→ GIVEN REQUEST
Show every line containing "color" by copying it.
— start PROVIDED MATERIAL —
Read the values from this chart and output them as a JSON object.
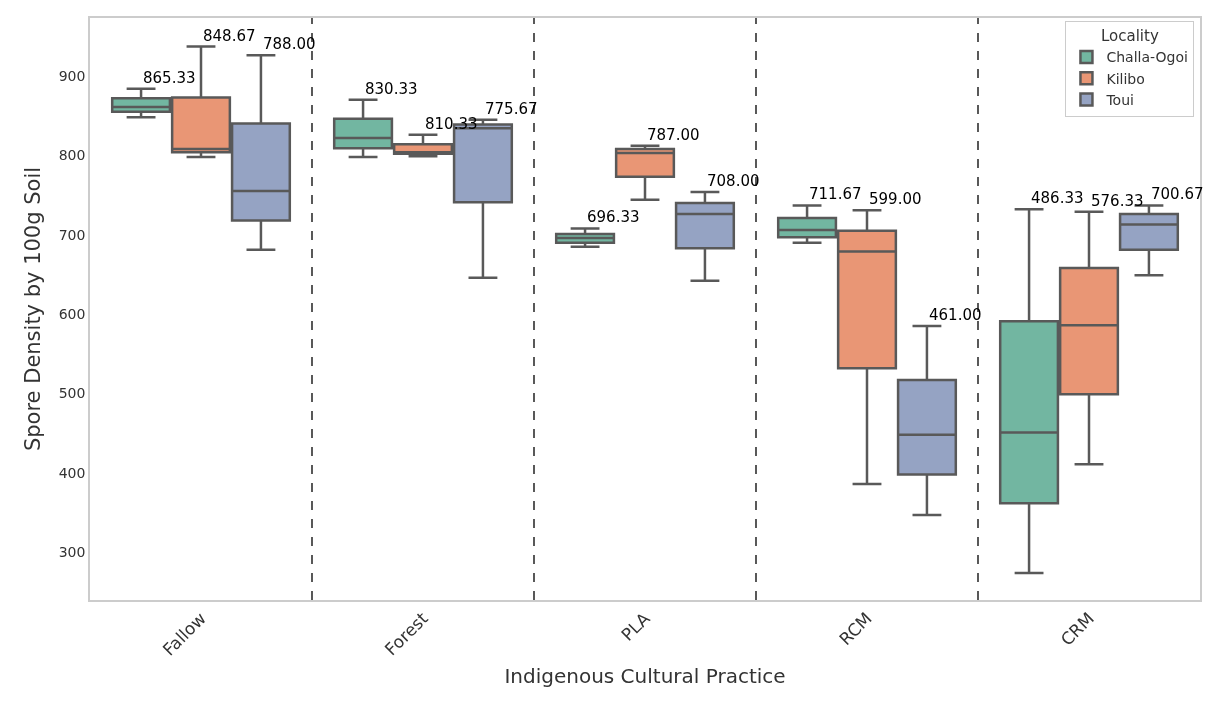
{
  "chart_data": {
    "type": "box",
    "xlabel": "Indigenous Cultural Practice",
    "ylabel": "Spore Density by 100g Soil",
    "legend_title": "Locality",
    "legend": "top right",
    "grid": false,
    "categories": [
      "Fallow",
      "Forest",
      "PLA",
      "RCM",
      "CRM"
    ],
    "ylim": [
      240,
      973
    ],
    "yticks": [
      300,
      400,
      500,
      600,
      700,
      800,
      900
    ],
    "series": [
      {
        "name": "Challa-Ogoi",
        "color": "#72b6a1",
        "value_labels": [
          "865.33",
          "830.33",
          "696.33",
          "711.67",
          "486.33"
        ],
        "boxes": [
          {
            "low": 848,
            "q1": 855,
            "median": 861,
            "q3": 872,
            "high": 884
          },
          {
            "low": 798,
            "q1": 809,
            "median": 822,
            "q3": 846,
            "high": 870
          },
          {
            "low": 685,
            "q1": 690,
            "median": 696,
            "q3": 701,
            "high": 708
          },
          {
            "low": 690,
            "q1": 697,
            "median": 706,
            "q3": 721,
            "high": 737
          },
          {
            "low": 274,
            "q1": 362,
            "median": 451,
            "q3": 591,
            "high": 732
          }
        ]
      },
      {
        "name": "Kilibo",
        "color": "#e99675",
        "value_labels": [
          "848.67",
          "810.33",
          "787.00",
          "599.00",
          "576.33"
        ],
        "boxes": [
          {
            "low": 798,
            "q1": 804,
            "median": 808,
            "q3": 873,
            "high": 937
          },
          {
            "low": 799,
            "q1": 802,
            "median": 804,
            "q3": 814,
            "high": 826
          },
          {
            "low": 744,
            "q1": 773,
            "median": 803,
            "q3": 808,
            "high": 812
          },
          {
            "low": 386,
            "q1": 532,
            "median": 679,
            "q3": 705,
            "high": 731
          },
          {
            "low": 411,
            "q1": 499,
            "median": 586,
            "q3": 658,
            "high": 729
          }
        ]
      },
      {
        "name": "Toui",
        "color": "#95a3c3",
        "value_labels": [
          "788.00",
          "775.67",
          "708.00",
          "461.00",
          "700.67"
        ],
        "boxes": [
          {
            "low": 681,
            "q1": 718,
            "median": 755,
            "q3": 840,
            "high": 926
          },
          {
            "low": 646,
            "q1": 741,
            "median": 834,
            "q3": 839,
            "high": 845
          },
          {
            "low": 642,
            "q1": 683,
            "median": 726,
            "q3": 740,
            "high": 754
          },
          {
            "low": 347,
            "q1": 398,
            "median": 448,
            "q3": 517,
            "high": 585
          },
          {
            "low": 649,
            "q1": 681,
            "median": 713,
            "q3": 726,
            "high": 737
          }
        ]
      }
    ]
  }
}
— end PROVIDED MATERIAL —
— start PROVIDED MATERIAL —
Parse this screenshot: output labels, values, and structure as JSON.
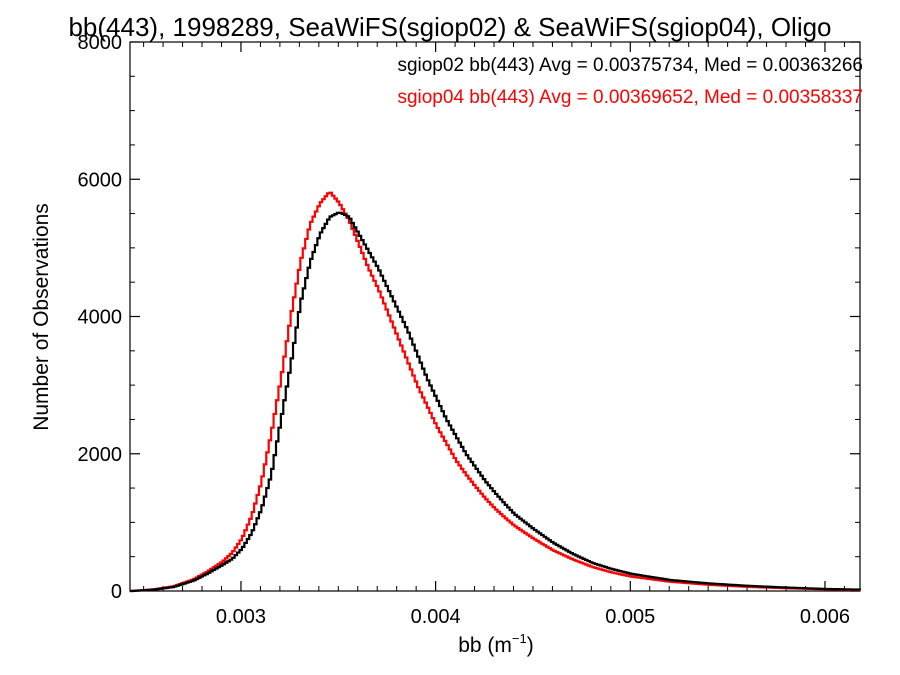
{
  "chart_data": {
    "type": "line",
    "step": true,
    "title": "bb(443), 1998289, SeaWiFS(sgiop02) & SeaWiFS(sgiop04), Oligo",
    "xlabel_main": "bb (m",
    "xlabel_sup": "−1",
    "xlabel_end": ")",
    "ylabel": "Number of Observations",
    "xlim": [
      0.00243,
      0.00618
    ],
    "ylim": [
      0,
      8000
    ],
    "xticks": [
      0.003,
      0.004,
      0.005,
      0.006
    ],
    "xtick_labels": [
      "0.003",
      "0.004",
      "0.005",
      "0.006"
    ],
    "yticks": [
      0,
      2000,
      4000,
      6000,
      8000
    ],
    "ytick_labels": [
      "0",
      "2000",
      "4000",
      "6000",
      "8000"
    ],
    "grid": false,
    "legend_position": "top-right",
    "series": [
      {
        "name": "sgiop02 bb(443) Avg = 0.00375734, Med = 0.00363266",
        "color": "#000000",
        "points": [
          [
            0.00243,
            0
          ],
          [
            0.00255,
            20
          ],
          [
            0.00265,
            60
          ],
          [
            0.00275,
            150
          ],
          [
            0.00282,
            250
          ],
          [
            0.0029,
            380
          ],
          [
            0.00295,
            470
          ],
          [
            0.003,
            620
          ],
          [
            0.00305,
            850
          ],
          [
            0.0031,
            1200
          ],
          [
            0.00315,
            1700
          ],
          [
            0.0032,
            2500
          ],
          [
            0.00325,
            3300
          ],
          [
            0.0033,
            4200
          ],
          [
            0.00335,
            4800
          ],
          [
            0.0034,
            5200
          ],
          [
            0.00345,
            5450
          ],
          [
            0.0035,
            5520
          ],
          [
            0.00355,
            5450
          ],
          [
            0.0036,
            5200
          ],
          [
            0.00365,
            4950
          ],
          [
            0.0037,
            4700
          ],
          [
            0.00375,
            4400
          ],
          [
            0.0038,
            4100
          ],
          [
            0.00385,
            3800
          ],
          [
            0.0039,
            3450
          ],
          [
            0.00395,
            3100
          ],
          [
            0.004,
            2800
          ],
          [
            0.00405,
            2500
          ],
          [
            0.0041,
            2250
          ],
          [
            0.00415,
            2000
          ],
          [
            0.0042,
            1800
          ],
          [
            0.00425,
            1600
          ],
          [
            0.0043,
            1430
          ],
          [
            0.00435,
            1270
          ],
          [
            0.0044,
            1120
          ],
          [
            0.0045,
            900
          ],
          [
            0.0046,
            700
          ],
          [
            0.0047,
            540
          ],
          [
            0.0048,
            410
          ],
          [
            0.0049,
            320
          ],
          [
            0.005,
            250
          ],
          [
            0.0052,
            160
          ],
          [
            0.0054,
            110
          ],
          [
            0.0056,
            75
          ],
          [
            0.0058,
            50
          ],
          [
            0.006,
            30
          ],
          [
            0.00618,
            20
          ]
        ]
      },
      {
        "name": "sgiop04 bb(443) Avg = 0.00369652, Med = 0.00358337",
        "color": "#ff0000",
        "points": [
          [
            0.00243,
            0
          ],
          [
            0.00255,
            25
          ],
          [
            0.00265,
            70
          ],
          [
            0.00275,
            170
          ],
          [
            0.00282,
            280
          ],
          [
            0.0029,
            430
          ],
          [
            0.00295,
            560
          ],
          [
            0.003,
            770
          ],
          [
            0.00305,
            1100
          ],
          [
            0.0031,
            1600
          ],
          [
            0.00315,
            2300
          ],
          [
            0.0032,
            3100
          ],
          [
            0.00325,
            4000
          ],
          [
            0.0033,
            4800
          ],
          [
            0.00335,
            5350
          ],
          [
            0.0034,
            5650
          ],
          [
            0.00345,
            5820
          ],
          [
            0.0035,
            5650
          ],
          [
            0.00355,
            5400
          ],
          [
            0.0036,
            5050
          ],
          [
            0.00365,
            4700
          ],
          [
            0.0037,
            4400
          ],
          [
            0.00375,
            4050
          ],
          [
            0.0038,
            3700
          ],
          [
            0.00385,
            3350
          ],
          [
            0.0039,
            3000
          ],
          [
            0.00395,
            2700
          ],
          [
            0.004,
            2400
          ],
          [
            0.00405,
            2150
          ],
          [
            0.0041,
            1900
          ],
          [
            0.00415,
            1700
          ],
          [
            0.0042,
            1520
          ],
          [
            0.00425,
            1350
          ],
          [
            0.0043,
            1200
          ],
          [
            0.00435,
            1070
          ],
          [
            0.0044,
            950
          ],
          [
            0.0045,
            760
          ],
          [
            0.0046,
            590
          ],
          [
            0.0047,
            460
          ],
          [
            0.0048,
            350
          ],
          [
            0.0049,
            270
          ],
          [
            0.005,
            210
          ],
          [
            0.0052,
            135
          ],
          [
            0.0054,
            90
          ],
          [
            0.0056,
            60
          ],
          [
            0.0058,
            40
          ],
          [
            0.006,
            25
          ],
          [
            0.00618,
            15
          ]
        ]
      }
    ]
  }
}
— end PROVIDED MATERIAL —
→ SOLUTION FOR THIS TASK
        "color": "#72b6a1",
        "color": "#e99675",
        "color": "#95a3c3",
        "color": "#000000",
        "color": "#ff0000",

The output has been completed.